▸ **WRITTEN TASK**: Reproduce every record below exactly as it appears.

▸ **A run of records**:

•••••

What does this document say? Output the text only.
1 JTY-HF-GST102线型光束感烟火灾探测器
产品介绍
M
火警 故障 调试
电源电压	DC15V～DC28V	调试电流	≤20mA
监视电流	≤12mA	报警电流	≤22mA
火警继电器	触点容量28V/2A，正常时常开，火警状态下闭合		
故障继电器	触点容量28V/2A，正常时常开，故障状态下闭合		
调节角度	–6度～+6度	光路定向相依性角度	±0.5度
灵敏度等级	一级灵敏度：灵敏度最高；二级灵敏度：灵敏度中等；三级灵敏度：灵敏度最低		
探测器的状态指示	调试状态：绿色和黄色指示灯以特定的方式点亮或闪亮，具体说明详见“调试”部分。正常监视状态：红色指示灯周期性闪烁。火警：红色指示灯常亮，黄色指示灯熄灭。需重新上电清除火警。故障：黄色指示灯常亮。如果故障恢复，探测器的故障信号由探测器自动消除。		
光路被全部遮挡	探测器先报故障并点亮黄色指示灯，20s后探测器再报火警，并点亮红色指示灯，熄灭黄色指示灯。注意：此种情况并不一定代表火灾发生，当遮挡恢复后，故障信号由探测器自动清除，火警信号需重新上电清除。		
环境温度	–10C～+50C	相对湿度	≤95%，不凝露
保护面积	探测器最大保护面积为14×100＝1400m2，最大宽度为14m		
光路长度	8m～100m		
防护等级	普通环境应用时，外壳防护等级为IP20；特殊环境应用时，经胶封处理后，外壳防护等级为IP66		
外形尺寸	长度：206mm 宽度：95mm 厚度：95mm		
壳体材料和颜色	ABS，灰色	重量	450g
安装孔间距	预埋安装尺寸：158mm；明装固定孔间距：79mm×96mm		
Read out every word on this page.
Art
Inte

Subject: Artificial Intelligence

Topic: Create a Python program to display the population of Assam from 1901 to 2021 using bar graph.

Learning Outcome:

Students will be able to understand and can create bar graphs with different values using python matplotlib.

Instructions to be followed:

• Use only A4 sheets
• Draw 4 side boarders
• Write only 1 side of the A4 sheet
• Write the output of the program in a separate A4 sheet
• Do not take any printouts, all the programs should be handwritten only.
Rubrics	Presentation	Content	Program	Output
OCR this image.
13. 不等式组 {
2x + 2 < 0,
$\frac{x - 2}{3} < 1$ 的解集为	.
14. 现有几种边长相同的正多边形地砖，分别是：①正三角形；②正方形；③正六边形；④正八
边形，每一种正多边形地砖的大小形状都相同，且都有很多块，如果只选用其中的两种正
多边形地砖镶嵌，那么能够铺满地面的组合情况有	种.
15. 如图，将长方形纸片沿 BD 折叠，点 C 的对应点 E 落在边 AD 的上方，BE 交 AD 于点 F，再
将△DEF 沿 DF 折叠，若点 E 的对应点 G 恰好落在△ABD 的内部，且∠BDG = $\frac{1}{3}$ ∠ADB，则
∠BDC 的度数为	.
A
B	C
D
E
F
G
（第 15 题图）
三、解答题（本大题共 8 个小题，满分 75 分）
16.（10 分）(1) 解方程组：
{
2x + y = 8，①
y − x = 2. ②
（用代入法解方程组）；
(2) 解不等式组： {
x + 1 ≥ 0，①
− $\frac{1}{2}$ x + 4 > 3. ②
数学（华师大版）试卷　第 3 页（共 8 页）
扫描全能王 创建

•••••

▸ **RESULT OF THE EXERCISE**:
What does this document say? Output the text only.
1 JTY-HF-GST102线型光束感烟火灾探测器
产品介绍
M
火警 故障 调试
电源电压	DC15V～DC28V	调试电流	≤20mA
监视电流	≤12mA	报警电流	≤22mA
火警继电器	触点容量28V/2A，正常时常开，火警状态下闭合		
故障继电器	触点容量28V/2A，正常时常开，故障状态下闭合		
调节角度	–6度～+6度	光路定向相依性角度	±0.5度
灵敏度等级	一级灵敏度：灵敏度最高；二级灵敏度：灵敏度中等；三级灵敏度：灵敏度最低		
探测器的状态指示	调试状态：绿色和黄色指示灯以特定的方式点亮或闪亮，具体说明详见“调试”部分。正常监视状态：红色指示灯周期性闪烁。火警：红色指示灯常亮，黄色指示灯熄灭。需重新上电清除火警。故障：黄色指示灯常亮。如果故障恢复，探测器的故障信号由探测器自动消除。		
光路被全部遮挡	探测器先报故障并点亮黄色指示灯，20s后探测器再报火警，并点亮红色指示灯，熄灭黄色指示灯。注意：此种情况并不一定代表火灾发生，当遮挡恢复后，故障信号由探测器自动清除，火警信号需重新上电清除。		
环境温度	–10C～+50C	相对湿度	≤95%，不凝露
保护面积	探测器最大保护面积为14×100＝1400m2，最大宽度为14m		
光路长度	8m～100m		
防护等级	普通环境应用时，外壳防护等级为IP20；特殊环境应用时，经胶封处理后，外壳防护等级为IP66		
外形尺寸	长度：206mm 宽度：95mm 厚度：95mm		
壳体材料和颜色	ABS，灰色	重量	450g
安装孔间距	预埋安装尺寸：158mm；明装固定孔间距：79mm×96mm		
Read out every word on this page.
Art
Inte

Subject: Artificial Intelligence

Topic: Create a Python program to display the population of Assam from 1901 to 2021 using bar graph.

Learning Outcome:

Students will be able to understand and can create bar graphs with different values using python matplotlib.

Instructions to be followed:

• Use only A4 sheets
• Draw 4 side boarders
• Write only 1 side of the A4 sheet
• Write the output of the program in a separate A4 sheet
• Do not take any printouts, all the programs should be handwritten only.
Rubrics	Presentation	Content	Program	Output
OCR this image.
13. 不等式组 {
2x + 2 < 0,
$\frac{x - 2}{3} < 1$ 的解集为	.
14. 现有几种边长相同的正多边形地砖，分别是：①正三角形；②正方形；③正六边形；④正八
边形，每一种正多边形地砖的大小形状都相同，且都有很多块，如果只选用其中的两种正
多边形地砖镶嵌，那么能够铺满地面的组合情况有	种.
15. 如图，将长方形纸片沿 BD 折叠，点 C 的对应点 E 落在边 AD 的上方，BE 交 AD 于点 F，再
将△DEF 沿 DF 折叠，若点 E 的对应点 G 恰好落在△ABD 的内部，且∠BDG = $\frac{1}{3}$ ∠ADB，则
∠BDC 的度数为	.
A
B	C
D
E
F
G
（第 15 题图）
三、解答题（本大题共 8 个小题，满分 75 分）
16.（10 分）(1) 解方程组：
{
2x + y = 8，①
y − x = 2. ②
（用代入法解方程组）；
(2) 解不等式组： {
x + 1 ≥ 0，①
− $\frac{1}{2}$ x + 4 > 3. ②
数学（华师大版）试卷　第 3 页（共 8 页）
扫描全能王 创建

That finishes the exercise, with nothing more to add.